_Required task_
Of the lines in the entries below, state how many hold the word "రకటన". Say nothing else.

[Stored records]
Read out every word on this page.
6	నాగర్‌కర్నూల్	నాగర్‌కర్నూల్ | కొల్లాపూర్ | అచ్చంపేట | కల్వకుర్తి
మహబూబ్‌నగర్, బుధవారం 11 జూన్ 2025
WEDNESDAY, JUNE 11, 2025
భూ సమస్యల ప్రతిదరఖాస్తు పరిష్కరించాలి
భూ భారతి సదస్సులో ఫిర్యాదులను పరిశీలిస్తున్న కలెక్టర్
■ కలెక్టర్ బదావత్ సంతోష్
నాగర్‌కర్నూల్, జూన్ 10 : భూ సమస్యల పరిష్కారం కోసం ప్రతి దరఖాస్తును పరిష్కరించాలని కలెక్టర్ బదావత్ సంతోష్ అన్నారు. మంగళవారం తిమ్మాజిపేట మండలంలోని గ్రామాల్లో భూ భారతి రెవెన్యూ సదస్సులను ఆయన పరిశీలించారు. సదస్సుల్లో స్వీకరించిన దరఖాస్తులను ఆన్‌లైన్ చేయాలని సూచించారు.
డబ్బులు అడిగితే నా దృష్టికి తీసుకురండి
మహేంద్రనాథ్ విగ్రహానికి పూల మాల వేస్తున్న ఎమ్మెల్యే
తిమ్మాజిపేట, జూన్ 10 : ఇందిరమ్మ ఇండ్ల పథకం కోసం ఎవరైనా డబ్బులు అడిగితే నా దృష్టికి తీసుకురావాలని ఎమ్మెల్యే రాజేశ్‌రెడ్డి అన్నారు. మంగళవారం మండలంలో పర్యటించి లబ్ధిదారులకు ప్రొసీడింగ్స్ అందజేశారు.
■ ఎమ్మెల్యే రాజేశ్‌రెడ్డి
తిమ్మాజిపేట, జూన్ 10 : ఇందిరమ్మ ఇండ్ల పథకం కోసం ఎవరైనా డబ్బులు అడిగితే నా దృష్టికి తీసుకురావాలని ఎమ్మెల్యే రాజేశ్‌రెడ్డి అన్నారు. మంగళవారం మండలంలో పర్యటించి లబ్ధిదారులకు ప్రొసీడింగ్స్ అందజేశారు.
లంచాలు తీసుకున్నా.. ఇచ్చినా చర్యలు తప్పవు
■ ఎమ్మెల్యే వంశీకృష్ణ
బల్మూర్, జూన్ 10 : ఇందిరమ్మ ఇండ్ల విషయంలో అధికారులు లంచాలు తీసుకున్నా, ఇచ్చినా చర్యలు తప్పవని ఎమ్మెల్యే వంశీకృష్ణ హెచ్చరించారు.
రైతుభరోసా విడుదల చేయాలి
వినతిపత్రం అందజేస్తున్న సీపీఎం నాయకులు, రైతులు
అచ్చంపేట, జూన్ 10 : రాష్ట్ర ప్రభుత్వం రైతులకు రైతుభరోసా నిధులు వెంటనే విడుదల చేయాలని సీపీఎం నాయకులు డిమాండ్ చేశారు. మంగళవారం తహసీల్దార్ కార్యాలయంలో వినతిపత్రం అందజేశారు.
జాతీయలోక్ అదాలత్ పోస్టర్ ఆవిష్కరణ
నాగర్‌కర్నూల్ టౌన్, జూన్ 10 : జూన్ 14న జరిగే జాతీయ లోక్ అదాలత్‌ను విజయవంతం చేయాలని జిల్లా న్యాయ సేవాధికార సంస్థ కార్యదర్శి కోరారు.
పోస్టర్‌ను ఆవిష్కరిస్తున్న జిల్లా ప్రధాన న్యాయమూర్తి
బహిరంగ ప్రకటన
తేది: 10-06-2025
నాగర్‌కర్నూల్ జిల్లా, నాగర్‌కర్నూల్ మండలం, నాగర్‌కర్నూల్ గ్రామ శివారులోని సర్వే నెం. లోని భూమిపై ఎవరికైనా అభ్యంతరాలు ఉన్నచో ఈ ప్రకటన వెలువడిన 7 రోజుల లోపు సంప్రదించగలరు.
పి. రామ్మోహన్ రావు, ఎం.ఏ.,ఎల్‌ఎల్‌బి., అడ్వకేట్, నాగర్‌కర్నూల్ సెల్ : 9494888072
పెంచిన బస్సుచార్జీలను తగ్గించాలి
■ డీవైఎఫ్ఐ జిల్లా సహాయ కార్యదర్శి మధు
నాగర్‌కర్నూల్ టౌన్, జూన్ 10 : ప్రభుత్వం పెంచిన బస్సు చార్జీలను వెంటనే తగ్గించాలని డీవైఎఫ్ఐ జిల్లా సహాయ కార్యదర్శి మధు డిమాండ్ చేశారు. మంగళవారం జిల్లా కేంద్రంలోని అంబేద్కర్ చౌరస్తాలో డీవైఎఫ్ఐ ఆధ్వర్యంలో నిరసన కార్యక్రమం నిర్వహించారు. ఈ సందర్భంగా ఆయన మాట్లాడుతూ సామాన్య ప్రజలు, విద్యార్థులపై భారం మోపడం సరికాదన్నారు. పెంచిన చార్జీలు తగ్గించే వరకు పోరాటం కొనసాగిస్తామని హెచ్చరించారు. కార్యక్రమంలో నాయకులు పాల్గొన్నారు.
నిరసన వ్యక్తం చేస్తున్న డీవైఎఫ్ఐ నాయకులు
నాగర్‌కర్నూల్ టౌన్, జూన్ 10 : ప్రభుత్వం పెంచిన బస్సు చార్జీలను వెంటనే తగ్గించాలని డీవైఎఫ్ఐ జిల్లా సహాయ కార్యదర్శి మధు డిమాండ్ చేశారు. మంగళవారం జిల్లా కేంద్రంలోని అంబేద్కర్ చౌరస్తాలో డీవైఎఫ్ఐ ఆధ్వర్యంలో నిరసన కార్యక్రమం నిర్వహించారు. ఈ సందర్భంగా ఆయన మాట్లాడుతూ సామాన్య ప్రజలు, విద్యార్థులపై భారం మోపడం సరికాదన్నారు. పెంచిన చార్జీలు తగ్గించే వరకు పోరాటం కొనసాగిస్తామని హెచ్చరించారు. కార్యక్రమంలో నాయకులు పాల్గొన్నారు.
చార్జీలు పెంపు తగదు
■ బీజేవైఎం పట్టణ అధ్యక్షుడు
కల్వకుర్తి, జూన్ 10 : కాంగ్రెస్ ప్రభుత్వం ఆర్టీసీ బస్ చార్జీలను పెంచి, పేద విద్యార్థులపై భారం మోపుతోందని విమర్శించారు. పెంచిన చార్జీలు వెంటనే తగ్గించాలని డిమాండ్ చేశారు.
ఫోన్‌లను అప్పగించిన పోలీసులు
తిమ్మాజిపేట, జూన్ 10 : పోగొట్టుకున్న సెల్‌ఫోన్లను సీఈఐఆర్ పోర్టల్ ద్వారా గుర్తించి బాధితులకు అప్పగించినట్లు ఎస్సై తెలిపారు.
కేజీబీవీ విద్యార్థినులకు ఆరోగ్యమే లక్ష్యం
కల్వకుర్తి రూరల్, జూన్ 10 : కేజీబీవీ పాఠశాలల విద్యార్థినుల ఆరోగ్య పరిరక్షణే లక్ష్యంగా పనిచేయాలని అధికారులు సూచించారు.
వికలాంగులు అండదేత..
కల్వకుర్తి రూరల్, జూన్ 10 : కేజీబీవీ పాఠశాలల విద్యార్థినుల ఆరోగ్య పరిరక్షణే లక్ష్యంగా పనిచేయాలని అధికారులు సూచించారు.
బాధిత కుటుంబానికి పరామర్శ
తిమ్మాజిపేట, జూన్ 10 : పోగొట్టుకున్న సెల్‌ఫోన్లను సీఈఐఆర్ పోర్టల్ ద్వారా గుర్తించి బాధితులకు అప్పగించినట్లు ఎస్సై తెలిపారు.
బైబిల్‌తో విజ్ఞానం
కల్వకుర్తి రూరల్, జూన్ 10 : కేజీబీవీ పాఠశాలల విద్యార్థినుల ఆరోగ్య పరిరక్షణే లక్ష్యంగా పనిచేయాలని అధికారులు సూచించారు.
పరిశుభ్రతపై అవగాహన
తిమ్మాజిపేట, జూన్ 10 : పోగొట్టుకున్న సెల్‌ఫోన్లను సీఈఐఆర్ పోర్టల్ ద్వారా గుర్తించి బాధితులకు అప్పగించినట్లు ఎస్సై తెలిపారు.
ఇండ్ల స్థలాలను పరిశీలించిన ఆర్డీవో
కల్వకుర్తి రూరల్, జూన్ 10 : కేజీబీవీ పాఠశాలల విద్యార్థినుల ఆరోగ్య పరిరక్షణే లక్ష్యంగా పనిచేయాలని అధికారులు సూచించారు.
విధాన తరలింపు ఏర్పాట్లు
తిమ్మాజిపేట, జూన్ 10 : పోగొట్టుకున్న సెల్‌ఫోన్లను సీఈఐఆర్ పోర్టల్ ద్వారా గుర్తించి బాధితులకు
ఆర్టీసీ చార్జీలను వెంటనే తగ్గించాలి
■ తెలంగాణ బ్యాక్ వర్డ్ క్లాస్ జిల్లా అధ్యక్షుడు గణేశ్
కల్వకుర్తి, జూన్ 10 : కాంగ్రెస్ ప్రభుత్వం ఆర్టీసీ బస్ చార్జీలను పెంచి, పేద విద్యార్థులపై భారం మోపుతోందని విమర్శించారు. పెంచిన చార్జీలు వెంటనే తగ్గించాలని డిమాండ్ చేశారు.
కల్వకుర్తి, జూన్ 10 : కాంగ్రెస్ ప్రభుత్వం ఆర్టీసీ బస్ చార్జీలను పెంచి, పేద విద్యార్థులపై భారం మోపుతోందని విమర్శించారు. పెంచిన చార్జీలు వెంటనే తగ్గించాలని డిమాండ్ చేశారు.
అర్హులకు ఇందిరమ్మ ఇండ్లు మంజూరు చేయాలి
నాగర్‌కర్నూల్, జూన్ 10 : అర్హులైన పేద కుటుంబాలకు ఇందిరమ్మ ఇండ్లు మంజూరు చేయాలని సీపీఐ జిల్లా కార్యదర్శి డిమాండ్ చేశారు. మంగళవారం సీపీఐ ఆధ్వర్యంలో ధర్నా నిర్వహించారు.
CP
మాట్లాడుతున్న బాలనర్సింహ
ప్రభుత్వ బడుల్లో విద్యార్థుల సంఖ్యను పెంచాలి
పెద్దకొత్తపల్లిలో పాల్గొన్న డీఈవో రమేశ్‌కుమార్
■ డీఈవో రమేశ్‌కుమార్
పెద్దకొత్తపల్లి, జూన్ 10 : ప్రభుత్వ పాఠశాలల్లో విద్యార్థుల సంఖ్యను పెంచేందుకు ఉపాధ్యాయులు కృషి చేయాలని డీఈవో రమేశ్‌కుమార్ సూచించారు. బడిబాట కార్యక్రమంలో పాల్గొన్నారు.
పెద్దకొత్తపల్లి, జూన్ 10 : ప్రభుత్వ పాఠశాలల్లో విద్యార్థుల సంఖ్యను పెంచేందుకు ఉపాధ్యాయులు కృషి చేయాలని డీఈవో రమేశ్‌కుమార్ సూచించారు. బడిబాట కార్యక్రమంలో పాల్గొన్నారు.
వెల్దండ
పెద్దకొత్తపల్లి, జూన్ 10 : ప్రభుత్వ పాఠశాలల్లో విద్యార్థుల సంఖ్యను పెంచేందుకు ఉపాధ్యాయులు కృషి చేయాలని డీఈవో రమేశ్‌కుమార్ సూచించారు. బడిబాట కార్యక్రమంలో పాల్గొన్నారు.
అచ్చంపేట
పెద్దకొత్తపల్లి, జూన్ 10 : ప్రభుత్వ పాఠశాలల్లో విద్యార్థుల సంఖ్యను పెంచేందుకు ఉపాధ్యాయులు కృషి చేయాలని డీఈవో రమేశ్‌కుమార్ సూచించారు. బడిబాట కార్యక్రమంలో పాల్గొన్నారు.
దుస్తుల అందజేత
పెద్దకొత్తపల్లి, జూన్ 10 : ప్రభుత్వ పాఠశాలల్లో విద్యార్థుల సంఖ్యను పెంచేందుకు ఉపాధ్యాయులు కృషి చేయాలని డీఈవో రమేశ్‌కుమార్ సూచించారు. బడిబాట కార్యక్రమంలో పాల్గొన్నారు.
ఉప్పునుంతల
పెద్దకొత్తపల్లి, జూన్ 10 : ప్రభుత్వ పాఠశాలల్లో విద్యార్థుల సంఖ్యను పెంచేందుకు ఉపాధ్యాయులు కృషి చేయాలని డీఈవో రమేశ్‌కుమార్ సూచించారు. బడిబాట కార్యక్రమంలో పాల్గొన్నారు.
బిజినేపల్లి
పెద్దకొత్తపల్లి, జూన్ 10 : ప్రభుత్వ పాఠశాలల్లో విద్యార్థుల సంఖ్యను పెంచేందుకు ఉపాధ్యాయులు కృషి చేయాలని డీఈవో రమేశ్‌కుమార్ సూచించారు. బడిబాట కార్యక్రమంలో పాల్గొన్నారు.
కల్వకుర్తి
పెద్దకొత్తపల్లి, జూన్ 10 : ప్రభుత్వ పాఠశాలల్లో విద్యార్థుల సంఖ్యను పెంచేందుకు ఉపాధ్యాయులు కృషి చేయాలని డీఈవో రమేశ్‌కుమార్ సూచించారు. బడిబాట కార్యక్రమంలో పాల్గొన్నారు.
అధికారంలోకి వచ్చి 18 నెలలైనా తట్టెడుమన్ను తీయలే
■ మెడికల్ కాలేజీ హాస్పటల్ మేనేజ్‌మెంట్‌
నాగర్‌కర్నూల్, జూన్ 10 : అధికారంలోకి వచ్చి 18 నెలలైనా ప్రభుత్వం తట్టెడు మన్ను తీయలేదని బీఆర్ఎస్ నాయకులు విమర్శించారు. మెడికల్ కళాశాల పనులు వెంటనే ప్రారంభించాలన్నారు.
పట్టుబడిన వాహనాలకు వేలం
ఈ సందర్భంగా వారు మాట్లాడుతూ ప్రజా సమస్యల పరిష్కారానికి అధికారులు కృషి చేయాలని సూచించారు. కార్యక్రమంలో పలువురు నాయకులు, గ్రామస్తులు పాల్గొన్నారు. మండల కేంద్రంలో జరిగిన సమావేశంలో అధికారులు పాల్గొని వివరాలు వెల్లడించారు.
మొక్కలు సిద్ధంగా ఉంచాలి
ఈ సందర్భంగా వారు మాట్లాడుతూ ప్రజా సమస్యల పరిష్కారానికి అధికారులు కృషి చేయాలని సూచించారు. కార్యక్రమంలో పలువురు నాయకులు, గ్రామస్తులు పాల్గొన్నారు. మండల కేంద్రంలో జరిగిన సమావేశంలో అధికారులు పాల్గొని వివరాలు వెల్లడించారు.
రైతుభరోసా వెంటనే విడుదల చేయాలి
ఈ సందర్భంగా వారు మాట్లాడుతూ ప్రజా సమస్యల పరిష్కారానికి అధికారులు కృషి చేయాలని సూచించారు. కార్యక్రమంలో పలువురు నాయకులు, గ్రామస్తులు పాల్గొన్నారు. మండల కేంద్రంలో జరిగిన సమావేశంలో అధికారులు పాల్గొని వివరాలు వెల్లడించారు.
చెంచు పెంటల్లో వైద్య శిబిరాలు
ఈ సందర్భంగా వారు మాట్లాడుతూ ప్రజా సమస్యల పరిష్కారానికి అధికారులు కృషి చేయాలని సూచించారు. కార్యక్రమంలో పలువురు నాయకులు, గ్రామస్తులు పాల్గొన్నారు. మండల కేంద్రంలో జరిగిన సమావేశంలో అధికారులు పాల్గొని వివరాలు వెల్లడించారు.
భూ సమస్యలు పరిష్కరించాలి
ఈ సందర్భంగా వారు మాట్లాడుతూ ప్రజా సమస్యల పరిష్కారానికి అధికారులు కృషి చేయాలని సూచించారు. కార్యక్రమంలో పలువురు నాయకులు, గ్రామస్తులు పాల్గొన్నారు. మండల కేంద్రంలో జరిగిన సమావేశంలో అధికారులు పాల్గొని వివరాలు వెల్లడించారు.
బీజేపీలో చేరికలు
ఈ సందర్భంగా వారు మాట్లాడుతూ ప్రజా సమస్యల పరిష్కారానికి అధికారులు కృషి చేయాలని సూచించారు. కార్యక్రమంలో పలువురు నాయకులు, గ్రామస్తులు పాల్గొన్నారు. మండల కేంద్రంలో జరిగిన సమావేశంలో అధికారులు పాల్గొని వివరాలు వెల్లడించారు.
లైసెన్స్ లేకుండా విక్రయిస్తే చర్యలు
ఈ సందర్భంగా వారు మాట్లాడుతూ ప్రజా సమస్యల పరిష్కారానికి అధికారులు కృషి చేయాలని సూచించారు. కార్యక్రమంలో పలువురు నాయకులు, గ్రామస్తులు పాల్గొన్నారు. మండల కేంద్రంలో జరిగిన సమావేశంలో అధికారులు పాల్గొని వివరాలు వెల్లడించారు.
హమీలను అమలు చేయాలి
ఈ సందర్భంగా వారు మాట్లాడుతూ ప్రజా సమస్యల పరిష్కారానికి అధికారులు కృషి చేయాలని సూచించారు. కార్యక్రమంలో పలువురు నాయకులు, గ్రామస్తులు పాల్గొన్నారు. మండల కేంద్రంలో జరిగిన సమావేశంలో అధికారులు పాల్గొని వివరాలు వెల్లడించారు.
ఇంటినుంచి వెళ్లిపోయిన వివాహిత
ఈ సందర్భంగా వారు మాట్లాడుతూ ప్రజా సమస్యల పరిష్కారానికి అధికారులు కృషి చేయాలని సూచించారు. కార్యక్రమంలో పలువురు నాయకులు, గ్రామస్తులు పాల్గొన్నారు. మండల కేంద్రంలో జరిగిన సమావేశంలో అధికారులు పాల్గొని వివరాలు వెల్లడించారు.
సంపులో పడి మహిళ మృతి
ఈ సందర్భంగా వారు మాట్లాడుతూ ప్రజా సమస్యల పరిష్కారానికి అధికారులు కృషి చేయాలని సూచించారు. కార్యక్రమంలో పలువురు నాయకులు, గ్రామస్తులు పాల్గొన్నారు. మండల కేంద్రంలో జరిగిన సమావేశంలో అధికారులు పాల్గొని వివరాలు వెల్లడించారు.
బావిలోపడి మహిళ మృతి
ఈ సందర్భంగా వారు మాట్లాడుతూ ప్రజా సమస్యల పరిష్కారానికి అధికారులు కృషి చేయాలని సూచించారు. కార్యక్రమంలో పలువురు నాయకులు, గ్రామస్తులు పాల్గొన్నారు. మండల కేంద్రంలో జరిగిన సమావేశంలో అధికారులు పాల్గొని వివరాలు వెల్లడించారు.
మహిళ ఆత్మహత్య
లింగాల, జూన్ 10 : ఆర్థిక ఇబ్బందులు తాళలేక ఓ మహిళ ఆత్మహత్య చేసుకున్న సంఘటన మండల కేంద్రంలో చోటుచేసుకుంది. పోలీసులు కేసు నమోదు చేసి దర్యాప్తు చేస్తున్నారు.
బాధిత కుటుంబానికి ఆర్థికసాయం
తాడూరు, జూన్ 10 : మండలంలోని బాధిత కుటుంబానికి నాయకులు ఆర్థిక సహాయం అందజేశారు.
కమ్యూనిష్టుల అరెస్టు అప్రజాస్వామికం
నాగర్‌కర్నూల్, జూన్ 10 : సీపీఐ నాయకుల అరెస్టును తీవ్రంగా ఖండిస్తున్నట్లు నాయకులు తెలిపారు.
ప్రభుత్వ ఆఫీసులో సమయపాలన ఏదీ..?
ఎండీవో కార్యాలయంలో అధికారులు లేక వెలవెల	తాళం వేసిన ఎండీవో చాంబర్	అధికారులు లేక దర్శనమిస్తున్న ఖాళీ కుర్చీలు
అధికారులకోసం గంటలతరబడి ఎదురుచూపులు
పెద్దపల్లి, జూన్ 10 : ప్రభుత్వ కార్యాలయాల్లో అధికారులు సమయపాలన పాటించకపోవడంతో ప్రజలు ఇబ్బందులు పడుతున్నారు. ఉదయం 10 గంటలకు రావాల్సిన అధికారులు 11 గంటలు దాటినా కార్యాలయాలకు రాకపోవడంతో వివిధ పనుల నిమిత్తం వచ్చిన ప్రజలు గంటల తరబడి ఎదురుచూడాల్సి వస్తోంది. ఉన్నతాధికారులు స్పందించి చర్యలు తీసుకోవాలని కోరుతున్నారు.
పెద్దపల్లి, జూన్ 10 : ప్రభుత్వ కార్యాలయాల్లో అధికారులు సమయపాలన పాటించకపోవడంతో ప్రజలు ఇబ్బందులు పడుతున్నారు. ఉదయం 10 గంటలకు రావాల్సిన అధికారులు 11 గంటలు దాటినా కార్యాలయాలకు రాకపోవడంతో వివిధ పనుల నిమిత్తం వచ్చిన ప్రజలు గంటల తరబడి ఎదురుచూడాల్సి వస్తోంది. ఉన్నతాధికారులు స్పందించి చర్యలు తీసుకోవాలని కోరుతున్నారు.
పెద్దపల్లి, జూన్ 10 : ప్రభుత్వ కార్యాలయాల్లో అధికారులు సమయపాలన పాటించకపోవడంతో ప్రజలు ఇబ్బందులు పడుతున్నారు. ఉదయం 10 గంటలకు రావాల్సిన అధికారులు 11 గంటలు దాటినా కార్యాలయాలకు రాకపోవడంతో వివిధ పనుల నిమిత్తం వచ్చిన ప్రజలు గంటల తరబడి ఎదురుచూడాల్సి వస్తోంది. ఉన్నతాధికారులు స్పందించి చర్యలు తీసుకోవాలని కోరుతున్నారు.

_Solution to the problem_
2